**What the exercise asks**:
Set all the material down again unchanged, without the pictures.
┌─ Information shown
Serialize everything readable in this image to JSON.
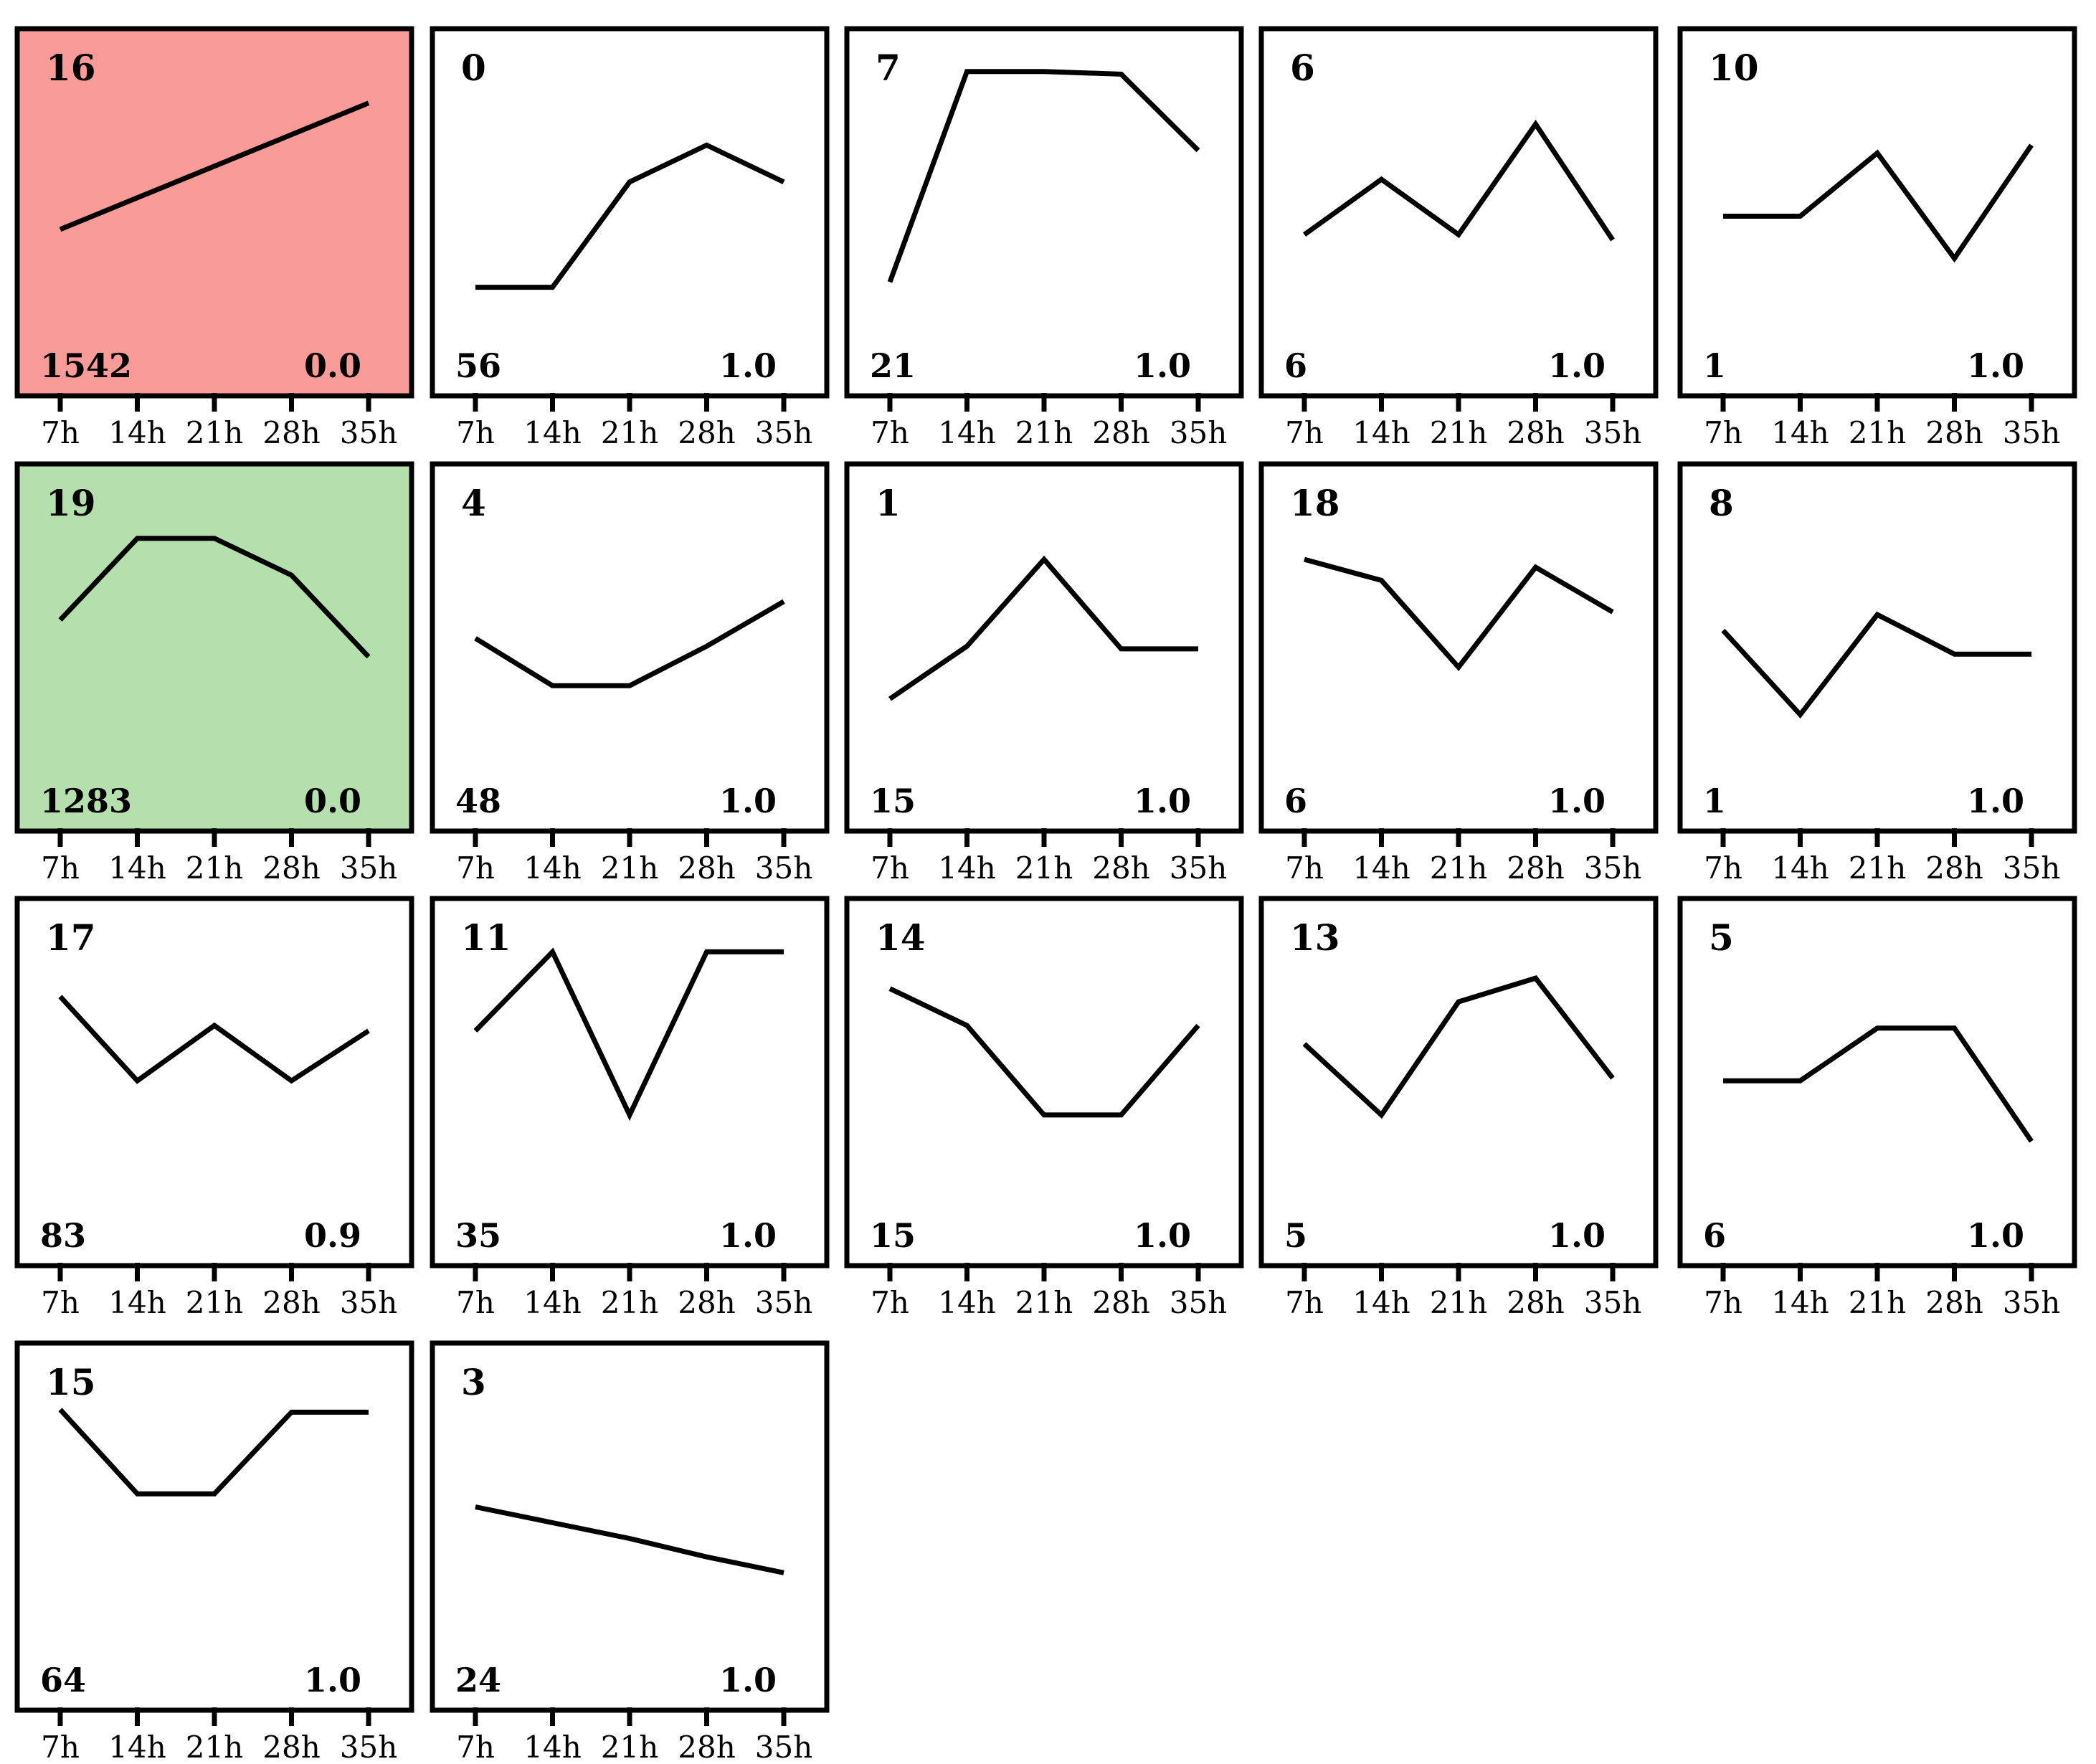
{
  "chart_data": {
    "type": "line",
    "title": "",
    "xlabel": "",
    "ylabel": "",
    "categories": [
      "7h",
      "14h",
      "21h",
      "28h",
      "35h"
    ],
    "colors": {
      "highlight_red": "#f99b99",
      "highlight_green": "#b6dfae",
      "default": "#ffffff"
    },
    "ylim": [
      0,
      1
    ],
    "panels": [
      {
        "id": "16",
        "count": "1542",
        "pvalue": "0.0",
        "highlight": "red",
        "values": [
          0.36,
          0.48,
          0.6,
          0.72,
          0.84
        ]
      },
      {
        "id": "0",
        "count": "56",
        "pvalue": "1.0",
        "highlight": "none",
        "values": [
          0.14,
          0.14,
          0.54,
          0.68,
          0.54
        ]
      },
      {
        "id": "7",
        "count": "21",
        "pvalue": "1.0",
        "highlight": "none",
        "values": [
          0.16,
          0.96,
          0.96,
          0.95,
          0.66
        ]
      },
      {
        "id": "6",
        "count": "6",
        "pvalue": "1.0",
        "highlight": "none",
        "values": [
          0.34,
          0.55,
          0.34,
          0.76,
          0.32
        ]
      },
      {
        "id": "10",
        "count": "1",
        "pvalue": "1.0",
        "highlight": "none",
        "values": [
          0.41,
          0.41,
          0.65,
          0.25,
          0.68
        ]
      },
      {
        "id": "19",
        "count": "1283",
        "pvalue": "0.0",
        "highlight": "green",
        "values": [
          0.53,
          0.84,
          0.84,
          0.7,
          0.39
        ]
      },
      {
        "id": "4",
        "count": "48",
        "pvalue": "1.0",
        "highlight": "none",
        "values": [
          0.46,
          0.28,
          0.28,
          0.43,
          0.6
        ]
      },
      {
        "id": "1",
        "count": "15",
        "pvalue": "1.0",
        "highlight": "none",
        "values": [
          0.23,
          0.43,
          0.76,
          0.42,
          0.42
        ]
      },
      {
        "id": "18",
        "count": "6",
        "pvalue": "1.0",
        "highlight": "none",
        "values": [
          0.76,
          0.68,
          0.35,
          0.73,
          0.56
        ]
      },
      {
        "id": "8",
        "count": "1",
        "pvalue": "1.0",
        "highlight": "none",
        "values": [
          0.49,
          0.17,
          0.55,
          0.4,
          0.4
        ]
      },
      {
        "id": "17",
        "count": "83",
        "pvalue": "0.9",
        "highlight": "none",
        "values": [
          0.75,
          0.43,
          0.64,
          0.43,
          0.62
        ]
      },
      {
        "id": "11",
        "count": "35",
        "pvalue": "1.0",
        "highlight": "none",
        "values": [
          0.62,
          0.92,
          0.3,
          0.92,
          0.92
        ]
      },
      {
        "id": "14",
        "count": "15",
        "pvalue": "1.0",
        "highlight": "none",
        "values": [
          0.78,
          0.64,
          0.3,
          0.3,
          0.64
        ]
      },
      {
        "id": "13",
        "count": "5",
        "pvalue": "1.0",
        "highlight": "none",
        "values": [
          0.57,
          0.3,
          0.73,
          0.82,
          0.44
        ]
      },
      {
        "id": "5",
        "count": "6",
        "pvalue": "1.0",
        "highlight": "none",
        "values": [
          0.43,
          0.43,
          0.63,
          0.63,
          0.2
        ]
      },
      {
        "id": "15",
        "count": "64",
        "pvalue": "1.0",
        "highlight": "none",
        "values": [
          0.87,
          0.55,
          0.55,
          0.86,
          0.86
        ]
      },
      {
        "id": "3",
        "count": "24",
        "pvalue": "1.0",
        "highlight": "none",
        "values": [
          0.5,
          0.44,
          0.38,
          0.31,
          0.25
        ]
      }
    ]
  }
}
└─
**Problem solution**:
Serialize everything readable in this image to JSON.
{
  "chart_data": {
    "type": "line",
    "title": "",
    "xlabel": "",
    "ylabel": "",
    "categories": [
      "7h",
      "14h",
      "21h",
      "28h",
      "35h"
    ],
    "colors": {
      "highlight_red": "#f99b99",
      "highlight_green": "#b6dfae",
      "default": "#ffffff"
    },
    "ylim": [
      0,
      1
    ],
    "panels": [
      {
        "id": "16",
        "count": "1542",
        "pvalue": "0.0",
        "highlight": "red",
        "values": [
          0.36,
          0.48,
          0.6,
          0.72,
          0.84
        ]
      },
      {
        "id": "0",
        "count": "56",
        "pvalue": "1.0",
        "highlight": "none",
        "values": [
          0.14,
          0.14,
          0.54,
          0.68,
          0.54
        ]
      },
      {
        "id": "7",
        "count": "21",
        "pvalue": "1.0",
        "highlight": "none",
        "values": [
          0.16,
          0.96,
          0.96,
          0.95,
          0.66
        ]
      },
      {
        "id": "6",
        "count": "6",
        "pvalue": "1.0",
        "highlight": "none",
        "values": [
          0.34,
          0.55,
          0.34,
          0.76,
          0.32
        ]
      },
      {
        "id": "10",
        "count": "1",
        "pvalue": "1.0",
        "highlight": "none",
        "values": [
          0.41,
          0.41,
          0.65,
          0.25,
          0.68
        ]
      },
      {
        "id": "19",
        "count": "1283",
        "pvalue": "0.0",
        "highlight": "green",
        "values": [
          0.53,
          0.84,
          0.84,
          0.7,
          0.39
        ]
      },
      {
        "id": "4",
        "count": "48",
        "pvalue": "1.0",
        "highlight": "none",
        "values": [
          0.46,
          0.28,
          0.28,
          0.43,
          0.6
        ]
      },
      {
        "id": "1",
        "count": "15",
        "pvalue": "1.0",
        "highlight": "none",
        "values": [
          0.23,
          0.43,
          0.76,
          0.42,
          0.42
        ]
      },
      {
        "id": "18",
        "count": "6",
        "pvalue": "1.0",
        "highlight": "none",
        "values": [
          0.76,
          0.68,
          0.35,
          0.73,
          0.56
        ]
      },
      {
        "id": "8",
        "count": "1",
        "pvalue": "1.0",
        "highlight": "none",
        "values": [
          0.49,
          0.17,
          0.55,
          0.4,
          0.4
        ]
      },
      {
        "id": "17",
        "count": "83",
        "pvalue": "0.9",
        "highlight": "none",
        "values": [
          0.75,
          0.43,
          0.64,
          0.43,
          0.62
        ]
      },
      {
        "id": "11",
        "count": "35",
        "pvalue": "1.0",
        "highlight": "none",
        "values": [
          0.62,
          0.92,
          0.3,
          0.92,
          0.92
        ]
      },
      {
        "id": "14",
        "count": "15",
        "pvalue": "1.0",
        "highlight": "none",
        "values": [
          0.78,
          0.64,
          0.3,
          0.3,
          0.64
        ]
      },
      {
        "id": "13",
        "count": "5",
        "pvalue": "1.0",
        "highlight": "none",
        "values": [
          0.57,
          0.3,
          0.73,
          0.82,
          0.44
        ]
      },
      {
        "id": "5",
        "count": "6",
        "pvalue": "1.0",
        "highlight": "none",
        "values": [
          0.43,
          0.43,
          0.63,
          0.63,
          0.2
        ]
      },
      {
        "id": "15",
        "count": "64",
        "pvalue": "1.0",
        "highlight": "none",
        "values": [
          0.87,
          0.55,
          0.55,
          0.86,
          0.86
        ]
      },
      {
        "id": "3",
        "count": "24",
        "pvalue": "1.0",
        "highlight": "none",
        "values": [
          0.5,
          0.44,
          0.38,
          0.31,
          0.25
        ]
      }
    ]
  }
}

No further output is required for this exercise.